OBJECTIVE — From the listing below, pull out the lines that hold "Silver".
## begin DATASET CONTENT
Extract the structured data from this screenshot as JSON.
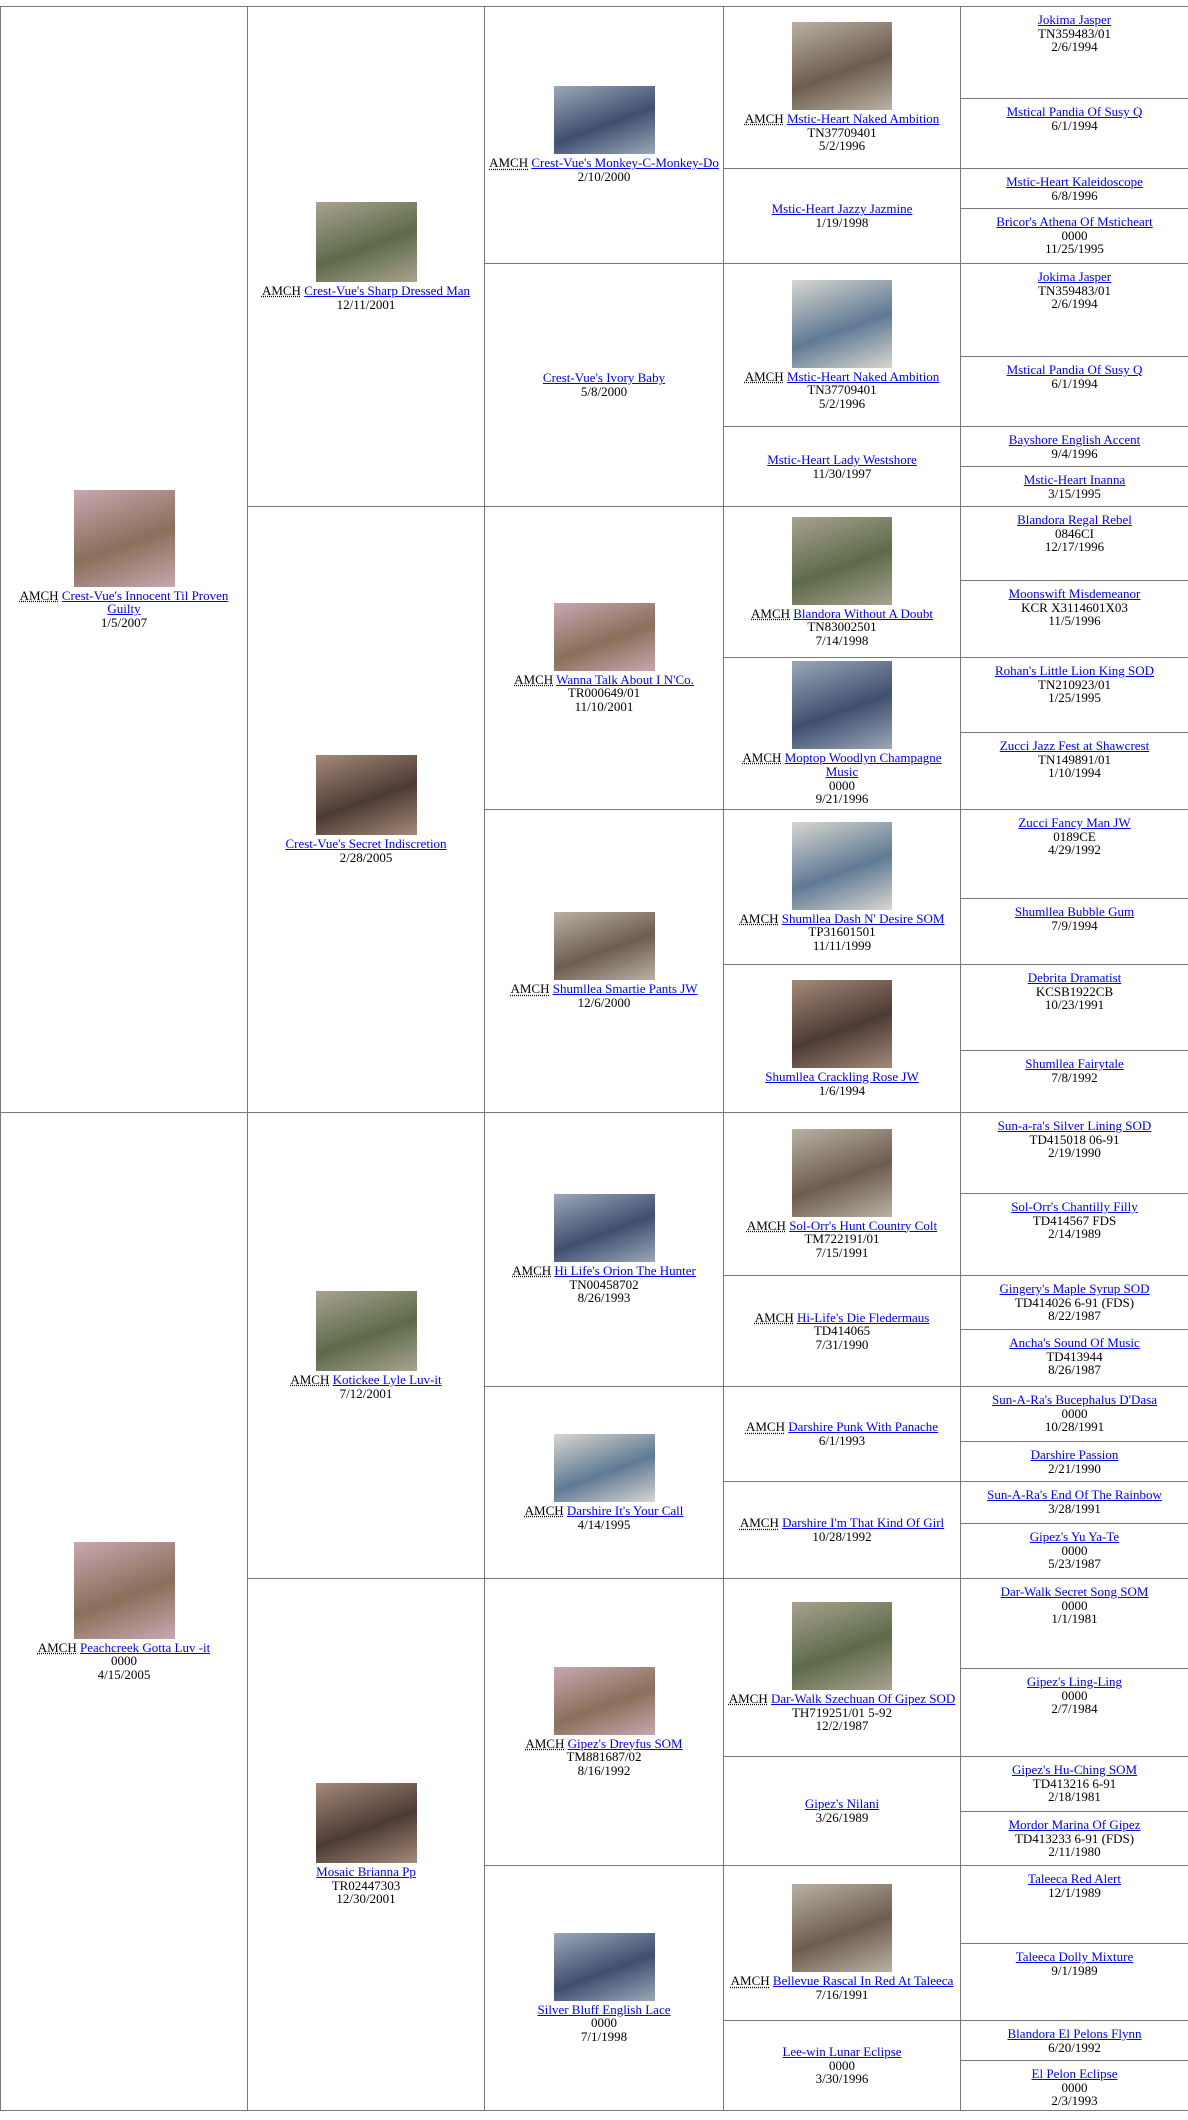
{
  "pedigree": {
    "generations": [
      [
        {
          "title": "AMCH",
          "name": "Crest-Vue's Innocent Til Proven Guilty",
          "details": [
            "1/5/2007"
          ],
          "photo": true
        },
        {
          "title": "AMCH",
          "name": "Peachcreek Gotta Luv -it",
          "details": [
            "0000",
            "4/15/2005"
          ],
          "photo": true
        }
      ],
      [
        {
          "title": "AMCH",
          "name": "Crest-Vue's Sharp Dressed Man",
          "details": [
            "12/11/2001"
          ],
          "photo": true
        },
        {
          "name": "Crest-Vue's Secret Indiscretion",
          "details": [
            "2/28/2005"
          ],
          "photo": true
        },
        {
          "title": "AMCH",
          "name": "Kotickee Lyle Luv-it",
          "details": [
            "7/12/2001"
          ],
          "photo": true
        },
        {
          "name": "Mosaic Brianna Pp",
          "details": [
            "TR02447303",
            "12/30/2001"
          ],
          "photo": true
        }
      ],
      [
        {
          "title": "AMCH",
          "name": "Crest-Vue's Monkey-C-Monkey-Do",
          "details": [
            "2/10/2000"
          ],
          "photo": true
        },
        {
          "name": "Crest-Vue's Ivory Baby",
          "details": [
            "5/8/2000"
          ]
        },
        {
          "title": "AMCH",
          "name": "Wanna Talk About I N'Co.",
          "details": [
            "TR000649/01",
            "11/10/2001"
          ],
          "photo": true
        },
        {
          "title": "AMCH",
          "name": "Shumllea Smartie Pants JW",
          "details": [
            "12/6/2000"
          ],
          "photo": true
        },
        {
          "title": "AMCH",
          "name": "Hi Life's Orion The Hunter",
          "details": [
            "TN00458702",
            "8/26/1993"
          ],
          "photo": true
        },
        {
          "title": "AMCH",
          "name": "Darshire It's Your Call",
          "details": [
            "4/14/1995"
          ],
          "photo": true
        },
        {
          "title": "AMCH",
          "name": "Gipez's Dreyfus SOM",
          "details": [
            "TM881687/02",
            "8/16/1992"
          ],
          "photo": true
        },
        {
          "name": "Silver Bluff English Lace",
          "details": [
            "0000",
            "7/1/1998"
          ],
          "photo": true
        }
      ],
      [
        {
          "title": "AMCH",
          "name": "Mstic-Heart Naked Ambition",
          "details": [
            "TN37709401",
            "5/2/1996"
          ],
          "photo": true
        },
        {
          "name": "Mstic-Heart Jazzy Jazmine",
          "details": [
            "1/19/1998"
          ]
        },
        {
          "title": "AMCH",
          "name": "Mstic-Heart Naked Ambition",
          "details": [
            "TN37709401",
            "5/2/1996"
          ],
          "photo": true
        },
        {
          "name": "Mstic-Heart Lady Westshore",
          "details": [
            "11/30/1997"
          ]
        },
        {
          "title": "AMCH",
          "name": "Blandora Without A Doubt",
          "details": [
            "TN83002501",
            "7/14/1998"
          ],
          "photo": true
        },
        {
          "title": "AMCH",
          "name": "Moptop Woodlyn Champagne Music",
          "details": [
            "0000",
            "9/21/1996"
          ],
          "photo": true
        },
        {
          "title": "AMCH",
          "name": "Shumllea Dash N' Desire SOM",
          "details": [
            "TP31601501",
            "11/11/1999"
          ],
          "photo": true
        },
        {
          "name": "Shumllea Crackling Rose JW",
          "details": [
            "1/6/1994"
          ],
          "photo": true
        },
        {
          "title": "AMCH",
          "name": "Sol-Orr's Hunt Country Colt",
          "details": [
            "TM722191/01",
            "7/15/1991"
          ],
          "photo": true
        },
        {
          "title": "AMCH",
          "name": "Hi-Life's Die Fledermaus",
          "details": [
            "TD414065",
            "7/31/1990"
          ]
        },
        {
          "title": "AMCH",
          "name": "Darshire Punk With Panache",
          "details": [
            "6/1/1993"
          ]
        },
        {
          "title": "AMCH",
          "name": "Darshire I'm That Kind Of Girl",
          "details": [
            "10/28/1992"
          ]
        },
        {
          "title": "AMCH",
          "name": "Dar-Walk Szechuan Of Gipez SOD",
          "details": [
            "TH719251/01 5-92",
            "12/2/1987"
          ],
          "photo": true
        },
        {
          "name": "Gipez's Nilani",
          "details": [
            "3/26/1989"
          ]
        },
        {
          "title": "AMCH",
          "name": "Bellevue Rascal In Red At Taleeca",
          "details": [
            "7/16/1991"
          ],
          "photo": true
        },
        {
          "name": "Lee-win Lunar Eclipse",
          "details": [
            "0000",
            "3/30/1996"
          ]
        }
      ],
      [
        {
          "name": "Jokima Jasper",
          "details": [
            "TN359483/01",
            "2/6/1994"
          ]
        },
        {
          "name": "Mstical Pandia Of Susy Q",
          "details": [
            "6/1/1994"
          ]
        },
        {
          "name": "Mstic-Heart Kaleidoscope",
          "details": [
            "6/8/1996"
          ]
        },
        {
          "name": "Bricor's Athena Of Msticheart",
          "details": [
            "0000",
            "11/25/1995"
          ]
        },
        {
          "name": "Jokima Jasper",
          "details": [
            "TN359483/01",
            "2/6/1994"
          ]
        },
        {
          "name": "Mstical Pandia Of Susy Q",
          "details": [
            "6/1/1994"
          ]
        },
        {
          "name": "Bayshore English Accent",
          "details": [
            "9/4/1996"
          ]
        },
        {
          "name": "Mstic-Heart Inanna",
          "details": [
            "3/15/1995"
          ]
        },
        {
          "name": "Blandora Regal Rebel",
          "details": [
            "0846CI",
            "12/17/1996"
          ]
        },
        {
          "name": "Moonswift Misdemeanor",
          "details": [
            "KCR X3114601X03",
            "11/5/1996"
          ]
        },
        {
          "name": "Rohan's Little Lion King SOD",
          "details": [
            "TN210923/01",
            "1/25/1995"
          ]
        },
        {
          "name": "Zucci Jazz Fest at Shawcrest",
          "details": [
            "TN149891/01",
            "1/10/1994"
          ]
        },
        {
          "name": "Zucci Fancy Man JW",
          "details": [
            "0189CE",
            "4/29/1992"
          ]
        },
        {
          "name": "Shumllea Bubble Gum",
          "details": [
            "7/9/1994"
          ]
        },
        {
          "name": "Debrita Dramatist",
          "details": [
            "KCSB1922CB",
            "10/23/1991"
          ]
        },
        {
          "name": "Shumllea Fairytale",
          "details": [
            "7/8/1992"
          ]
        },
        {
          "name": "Sun-a-ra's Silver Lining SOD",
          "details": [
            "TD415018 06-91",
            "2/19/1990"
          ]
        },
        {
          "name": "Sol-Orr's Chantilly Filly",
          "details": [
            "TD414567 FDS",
            "2/14/1989"
          ]
        },
        {
          "name": "Gingery's Maple Syrup SOD",
          "details": [
            "TD414026 6-91 (FDS)",
            "8/22/1987"
          ]
        },
        {
          "name": "Ancha's Sound Of Music",
          "details": [
            "TD413944",
            "8/26/1987"
          ]
        },
        {
          "name": "Sun-A-Ra's Bucephalus D'Dasa",
          "details": [
            "0000",
            "10/28/1991"
          ]
        },
        {
          "name": "Darshire Passion",
          "details": [
            "2/21/1990"
          ]
        },
        {
          "name": "Sun-A-Ra's End Of The Rainbow",
          "details": [
            "3/28/1991"
          ]
        },
        {
          "name": "Gipez's Yu Ya-Te",
          "details": [
            "0000",
            "5/23/1987"
          ]
        },
        {
          "name": "Dar-Walk Secret Song SOM",
          "details": [
            "0000",
            "1/1/1981"
          ]
        },
        {
          "name": "Gipez's Ling-Ling",
          "details": [
            "0000",
            "2/7/1984"
          ]
        },
        {
          "name": "Gipez's Hu-Ching SOM",
          "details": [
            "TD413216 6-91",
            "2/18/1981"
          ]
        },
        {
          "name": "Mordor Marina Of Gipez",
          "details": [
            "TD413233 6-91 (FDS)",
            "2/11/1980"
          ]
        },
        {
          "name": "Taleeca Red Alert",
          "details": [
            "12/1/1989"
          ]
        },
        {
          "name": "Taleeca Dolly Mixture",
          "details": [
            "9/1/1989"
          ]
        },
        {
          "name": "Blandora El Pelons Flynn",
          "details": [
            "6/20/1992"
          ]
        },
        {
          "name": "El Pelon Eclipse",
          "details": [
            "0000",
            "2/3/1993"
          ]
        }
      ]
    ]
  }
}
## end DATASET CONTENT
RESPONSE —
          "name": "Silver Bluff English Lace",
          "name": "Sun-a-ra's Silver Lining SOD",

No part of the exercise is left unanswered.